TEXT PASSAGE ->
※

The one connection I did have that could have led to something was with a female friend I’d had for a while before I met my wife. When I started dating my wife, this friend suddenly started coming on to me (after years of keeping me in the friend zone). She would regularly tease me, ask me if I ever thought about having sex with her. I was honest, and said I did (jacked off all the time to thoughts of her). Long story short, maintaining that kind of connection was too difficult. And my wife sensed that my attention was divided.

There’s some other stuff that happened that led to me needing to sever most ties to her. But, I still think about that other girl from time to time. If she were to come to my neck of the woods, I can’t say I would be able to resist temptation (does that make me evil?).

The truth is that I used to think I was aspirationally polyamorous...but really, I was just incredibly horny. I need the deep, committed connection with one person. I could probably maintain one outside. But eventually, I’d screw up one, or the other, or both...and end up alone.

Monogamy is a beautiful thing. There is no wrong way to love and if needing one person to love you and only you unconditionally that's perfect and just how it needs to be for your life.

But there's nothing wrong with being incredibly horny. I'm horny 90% of the time and am always thinking of sex. I find the way people approach me in the bedroom, is the same way they approach me in real life. If I can dominate a man in conversation chances are they will let me dominate them in bed. If my partner is willing to try new thing, communicate to me what they want, or even teach me something they like for me to do. These partners are my favorite and I typically will continue to keep relations with them. If you time to time still think about this other girl, you should probably ask yourself what's lacking in the relationship you're in. What about your relationship is making you think about someone else. I'm sure if you vowed to spend the rest of your life with another person and they did the same. Your wife will probably be willing to do anything for you.

It was definitely her body type that was making me think about others. I was the kind of guy who had dated women with average breasts, and made out with a Thai-American girl whose tits were as big as basketballs. My first Korean girlfriend was way out of my league at the time, had a rockin’ body - great shape, great chest. I definitely judged partners by their body more than their personality, for far too long.

When I fell in love with my wife, I was fooled by her bra - the first time we fucked, she took off her bra and said, “You want me to get surgery, don’t you?” She was almost flat-chested. By that point, though, I was already deeply in love with her (we’d talked a LOT before actually getting together), and said, “Nah.”

To this day, I tell her I don’t want her to get surgery when she brings up the subject (and plastic surgery in Korea is so common that it’s not really that taboo of a topic). But, I was definitely having issues with being attracted to this or that woman with even slightly larger breasts...because I remembered what I was missing.

※

Extracted records:
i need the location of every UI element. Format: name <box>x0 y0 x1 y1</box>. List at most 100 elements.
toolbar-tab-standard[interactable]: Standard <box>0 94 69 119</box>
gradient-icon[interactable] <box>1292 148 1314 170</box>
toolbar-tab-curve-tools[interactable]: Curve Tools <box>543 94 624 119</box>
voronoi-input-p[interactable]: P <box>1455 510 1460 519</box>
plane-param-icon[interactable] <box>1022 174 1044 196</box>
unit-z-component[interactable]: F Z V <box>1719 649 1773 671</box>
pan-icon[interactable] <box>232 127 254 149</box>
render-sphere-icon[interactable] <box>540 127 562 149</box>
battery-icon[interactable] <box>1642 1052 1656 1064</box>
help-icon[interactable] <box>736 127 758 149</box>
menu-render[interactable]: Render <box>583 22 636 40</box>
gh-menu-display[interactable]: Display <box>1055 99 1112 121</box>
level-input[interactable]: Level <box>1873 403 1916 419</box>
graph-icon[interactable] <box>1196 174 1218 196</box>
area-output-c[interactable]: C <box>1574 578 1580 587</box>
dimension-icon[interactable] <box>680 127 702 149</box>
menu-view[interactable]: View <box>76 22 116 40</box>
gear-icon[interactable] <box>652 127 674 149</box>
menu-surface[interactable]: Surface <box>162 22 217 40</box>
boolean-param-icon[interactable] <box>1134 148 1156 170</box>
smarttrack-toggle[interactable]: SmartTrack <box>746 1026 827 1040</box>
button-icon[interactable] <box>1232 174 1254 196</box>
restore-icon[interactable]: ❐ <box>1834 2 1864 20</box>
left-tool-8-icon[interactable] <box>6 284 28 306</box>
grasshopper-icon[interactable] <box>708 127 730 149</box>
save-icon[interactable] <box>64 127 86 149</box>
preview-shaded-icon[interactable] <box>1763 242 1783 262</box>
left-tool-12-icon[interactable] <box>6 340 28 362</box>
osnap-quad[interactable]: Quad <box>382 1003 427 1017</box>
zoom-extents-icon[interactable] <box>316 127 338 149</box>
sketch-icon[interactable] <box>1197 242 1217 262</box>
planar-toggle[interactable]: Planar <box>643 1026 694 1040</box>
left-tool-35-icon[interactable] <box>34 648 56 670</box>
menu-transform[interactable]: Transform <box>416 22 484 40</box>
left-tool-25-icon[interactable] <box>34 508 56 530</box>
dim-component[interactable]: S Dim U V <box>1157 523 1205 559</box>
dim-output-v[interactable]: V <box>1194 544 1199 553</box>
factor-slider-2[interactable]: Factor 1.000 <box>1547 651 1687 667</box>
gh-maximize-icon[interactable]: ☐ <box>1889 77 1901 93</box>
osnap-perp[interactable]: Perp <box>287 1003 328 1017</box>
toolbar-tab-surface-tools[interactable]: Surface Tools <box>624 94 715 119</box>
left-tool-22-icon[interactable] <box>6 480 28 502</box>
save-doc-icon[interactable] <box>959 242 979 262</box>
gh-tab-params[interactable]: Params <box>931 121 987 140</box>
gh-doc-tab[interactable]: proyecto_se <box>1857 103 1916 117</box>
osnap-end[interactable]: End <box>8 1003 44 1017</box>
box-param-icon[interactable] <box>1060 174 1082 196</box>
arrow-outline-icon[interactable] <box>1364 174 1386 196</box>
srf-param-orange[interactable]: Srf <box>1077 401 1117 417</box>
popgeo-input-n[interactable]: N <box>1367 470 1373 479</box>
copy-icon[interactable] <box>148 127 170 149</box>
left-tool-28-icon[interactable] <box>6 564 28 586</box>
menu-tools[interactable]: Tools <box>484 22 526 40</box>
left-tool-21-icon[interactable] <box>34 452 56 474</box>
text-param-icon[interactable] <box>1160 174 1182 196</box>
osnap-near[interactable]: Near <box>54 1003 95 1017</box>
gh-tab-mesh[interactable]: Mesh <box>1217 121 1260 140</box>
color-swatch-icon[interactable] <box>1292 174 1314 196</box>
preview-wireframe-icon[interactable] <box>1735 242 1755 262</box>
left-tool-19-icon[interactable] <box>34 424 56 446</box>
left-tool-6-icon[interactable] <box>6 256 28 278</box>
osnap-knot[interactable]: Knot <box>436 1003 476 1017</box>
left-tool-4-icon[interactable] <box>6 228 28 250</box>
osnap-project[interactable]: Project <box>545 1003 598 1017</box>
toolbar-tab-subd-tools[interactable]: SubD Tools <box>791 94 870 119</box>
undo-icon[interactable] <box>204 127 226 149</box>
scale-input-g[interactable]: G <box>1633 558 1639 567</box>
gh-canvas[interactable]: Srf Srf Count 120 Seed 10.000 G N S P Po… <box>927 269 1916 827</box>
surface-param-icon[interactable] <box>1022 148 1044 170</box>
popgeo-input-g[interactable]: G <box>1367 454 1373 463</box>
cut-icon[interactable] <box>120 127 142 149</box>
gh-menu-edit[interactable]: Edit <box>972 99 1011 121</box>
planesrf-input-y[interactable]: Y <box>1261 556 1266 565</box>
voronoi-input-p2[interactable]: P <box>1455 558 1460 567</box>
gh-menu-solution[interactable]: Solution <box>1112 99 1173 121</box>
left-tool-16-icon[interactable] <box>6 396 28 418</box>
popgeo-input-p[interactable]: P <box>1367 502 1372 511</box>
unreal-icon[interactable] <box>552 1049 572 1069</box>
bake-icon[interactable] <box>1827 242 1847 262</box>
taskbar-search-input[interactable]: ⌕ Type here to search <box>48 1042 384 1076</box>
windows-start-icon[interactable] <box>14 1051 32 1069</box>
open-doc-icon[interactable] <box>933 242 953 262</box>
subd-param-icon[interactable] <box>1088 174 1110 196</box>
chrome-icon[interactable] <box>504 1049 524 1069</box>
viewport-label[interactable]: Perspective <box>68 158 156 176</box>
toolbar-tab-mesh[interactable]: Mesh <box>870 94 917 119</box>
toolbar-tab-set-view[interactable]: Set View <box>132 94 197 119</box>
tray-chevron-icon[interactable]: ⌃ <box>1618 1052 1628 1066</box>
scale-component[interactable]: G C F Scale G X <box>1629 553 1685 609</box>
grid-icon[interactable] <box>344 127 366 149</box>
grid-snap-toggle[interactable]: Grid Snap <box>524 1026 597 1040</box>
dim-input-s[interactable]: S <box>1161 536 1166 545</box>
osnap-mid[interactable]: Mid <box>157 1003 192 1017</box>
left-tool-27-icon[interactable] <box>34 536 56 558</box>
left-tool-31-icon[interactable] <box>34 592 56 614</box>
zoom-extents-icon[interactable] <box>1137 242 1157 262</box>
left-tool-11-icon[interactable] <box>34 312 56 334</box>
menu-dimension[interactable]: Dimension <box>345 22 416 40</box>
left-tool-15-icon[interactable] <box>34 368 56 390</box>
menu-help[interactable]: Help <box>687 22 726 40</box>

※

WORK TO COMPLETE ->
• A. Set down the passage on monogamy and attraction from "The one connection" to "attention was divided.".
• B. Summarize the passage on monogamy and attraction in two sentences.
• C. Write what comes next in the passage on monogamy and attraction, picking up after its final sentence.
The extracted records stand apart from the text and are separate material.

RESULTS OF THE EXERCISE ->
• A.
The one connection I did have that could have led to something was with a female friend I’d had for a while before I met my wife. When I started dating my wife, this friend suddenly started coming on to me (after years of keeping me in the friend zone). She would regularly tease me, ask me if I ever thought about having sex with her. I was honest, and said I did (jacked off all the time to thoughts of her). Long story short, maintaining that kind of connection was too difficult. And my wife sensed that my attention was divided.

• B. The writer recounts a longtime female friend who began flirting once the writer started dating the future wife, and concludes that what seemed like aspirational polyamory was really being incredibly horny, alongside a need for one deep, committed connection. The text also calls monogamy beautiful and says being horny is not wrong, and the writer admits to being drawn to women with larger breasts after falling in love with a nearly flat-chested wife, whom the writer still tells not to get surgery.

• C.
(One advantage of getting married? The bachelor party that ended at a strip club...and a little private time in the VIP back room...Nuff said!)

Little by little, though, I’ve really come to appreciate her body as a whole. I mean, she always had a great body line. Adorable facial features. Nice ass. It was just the chest. And, while I definitely still struggle and definitely fantasize, I incorporate less of that into sex.

I still often fantasize to climax, but the way I see it, she doesn’t know that, and doesn’t need to. If she thinks I’m cumming because of her, well...+/- 85% of it is because of her. She’s happy (and always satisfied), and I’m happy and satisfied. So, things are better than they used to be.

If plastic surgery isn’t that weird of a topic and she suggests getting fake tits. Why not let her get them? Sounds like it would make her have more selfasteem and it sounds like you’d like too

Well, the thing with her is that it feels like she’s fishing for approval for who she is...which I am only too happy to give. Before we met, her grandmother once gave her money for surgery, and she used it to buy a new MacBook Pro instead (she’s a graphic designer). I love her for stuff like that. I would be pleased, sure, but at the same time...I did fall in love with her as she is.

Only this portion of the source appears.